## Kutipan yang Ditampilkan
□ □ □ □ □
Site iconSite icon pulipuli.id

Parrawana Buruda

Gambar: Asmadi Taro

Saya datang terlambat. Alunan bunyi Rawana sudah membahana. Memaksa kaki melangkah lebih cepat mendekati sumber suara.

Deqdeq para Parrawana (penabuh rawana) dari jauh terdengar magis. Suaranya seperti hendak menantang laut. Bertabrakan dengan suara ombak.

Cuma kali ini ombak mengalah. Seperti ikut menyimak. Ombak tetap tenang tak bersuara.

Yang terdengar hanya derai tawa anak-anak nelayan. Mereka berlari di tepian saling kejar. Cuaca yang teramat sejuk karena sore usai gerimis.

Delapan lelaki dewasa berbaju putih. Bersarung Sutra Mandar dan berkopiah hitam menabuh rawananya dengan penuh semangat.
□ □ □ □ □
## Informasi yang Diberikan
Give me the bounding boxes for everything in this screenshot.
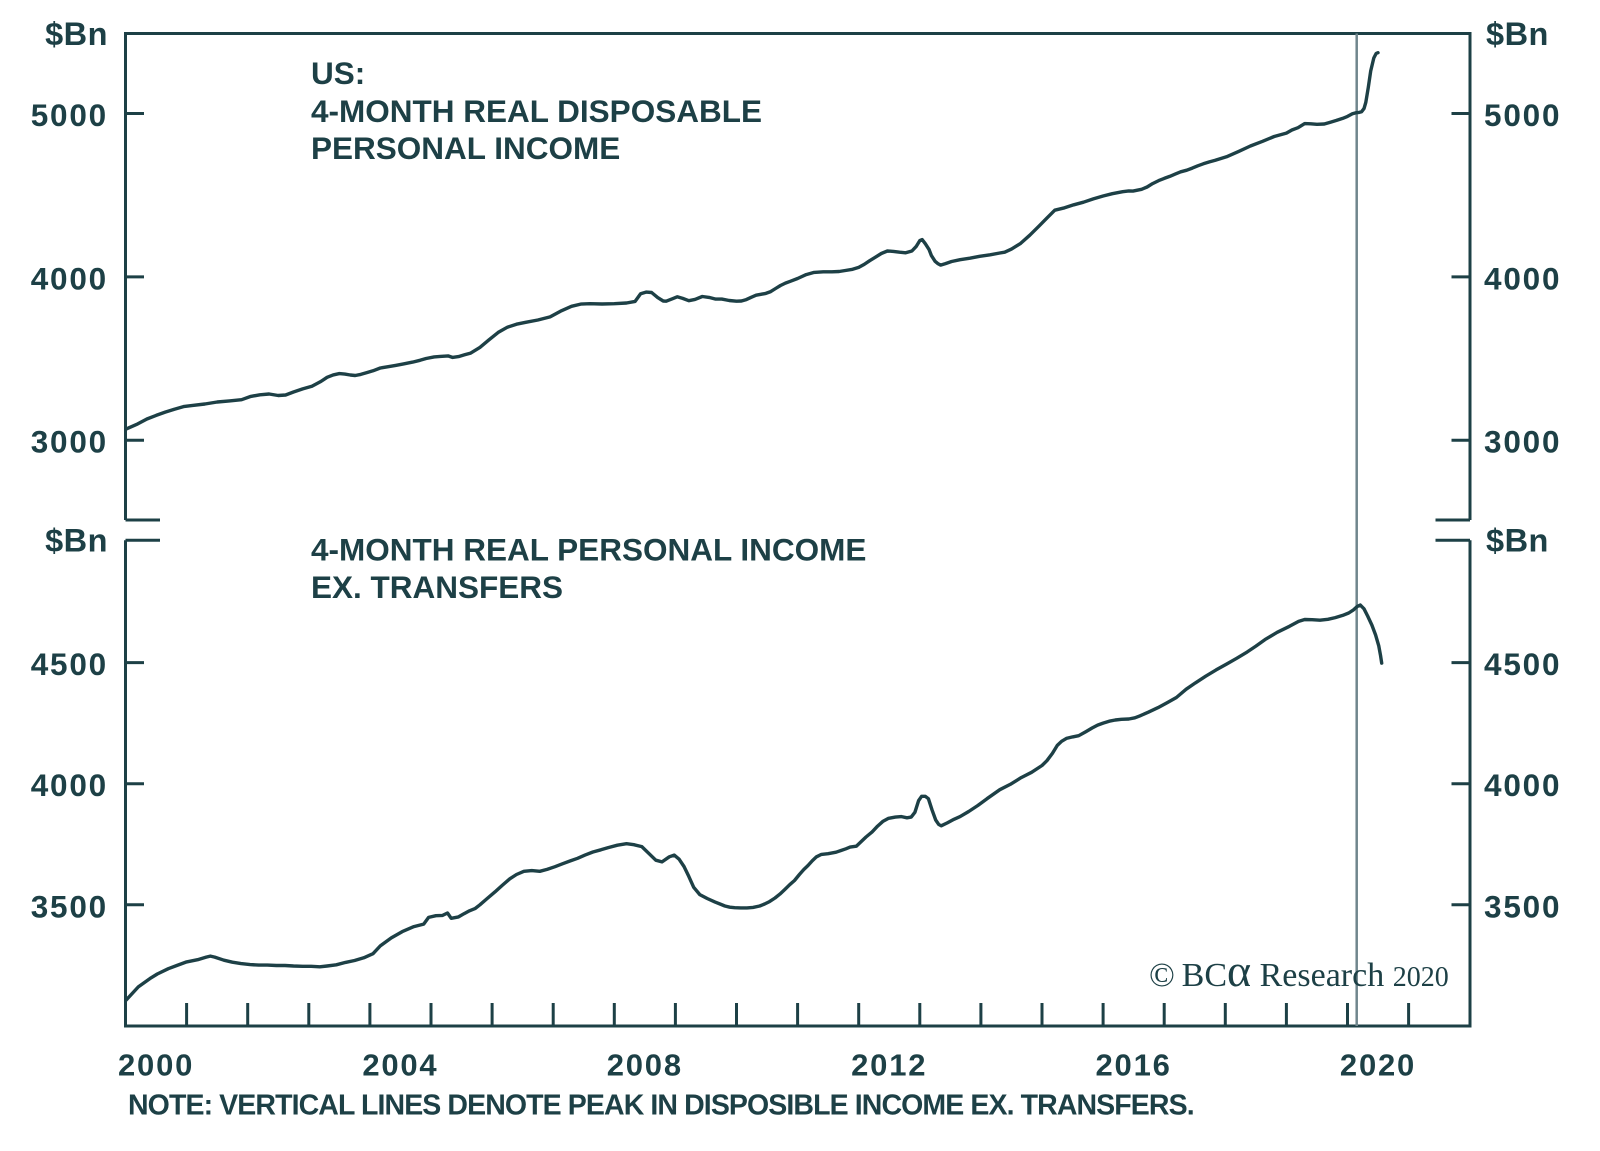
□ □ □ □ □
## Yang Ditanyakan
1) Salin bagian teks tentang Parrawana Buruda mulai dari "Cuma kali ini" hingga dan termasuk "sore usai gerimis." tanpa mengubah satu huruf pun.
2) Jelaskan dalam satu sampai tiga kalimat mengapa cuaca terasa teramat sejuk menurut teks tentang Parrawana Buruda.

## Jawaban Latihan
1)
Cuma kali ini ombak mengalah. Seperti ikut menyimak. Ombak tetap tenang tak bersuara.

Yang terdengar hanya derai tawa anak-anak nelayan. Mereka berlari di tepian saling kejar. Cuaca yang teramat sejuk karena sore usai gerimis.

2) Cuaca terasa teramat sejuk karena saat itu sore hari, tepat setelah gerimis usai.